[Figure record listings]
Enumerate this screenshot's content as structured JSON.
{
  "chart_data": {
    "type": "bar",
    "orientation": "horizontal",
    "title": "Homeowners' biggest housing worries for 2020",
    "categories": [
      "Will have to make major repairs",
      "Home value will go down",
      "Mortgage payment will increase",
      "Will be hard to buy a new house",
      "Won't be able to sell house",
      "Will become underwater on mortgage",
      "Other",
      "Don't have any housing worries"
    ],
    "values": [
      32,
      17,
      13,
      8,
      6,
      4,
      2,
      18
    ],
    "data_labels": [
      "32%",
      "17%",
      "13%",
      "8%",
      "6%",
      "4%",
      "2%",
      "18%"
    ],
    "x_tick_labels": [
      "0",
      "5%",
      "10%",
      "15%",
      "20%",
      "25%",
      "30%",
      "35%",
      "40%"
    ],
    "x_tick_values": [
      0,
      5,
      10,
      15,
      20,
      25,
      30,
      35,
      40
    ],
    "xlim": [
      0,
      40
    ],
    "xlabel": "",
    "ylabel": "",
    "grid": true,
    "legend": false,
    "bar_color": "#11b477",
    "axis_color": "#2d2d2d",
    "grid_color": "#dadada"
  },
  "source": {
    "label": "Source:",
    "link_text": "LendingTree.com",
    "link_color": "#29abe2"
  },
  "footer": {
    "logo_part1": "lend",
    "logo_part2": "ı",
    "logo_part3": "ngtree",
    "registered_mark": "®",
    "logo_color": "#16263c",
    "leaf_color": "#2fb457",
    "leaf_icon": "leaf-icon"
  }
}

Goal: Gather every line containing the word "housing" and copy it.

Output for this exercise:
    "title": "Homeowners' biggest housing worries for 2020",
      "Don't have any housing worries"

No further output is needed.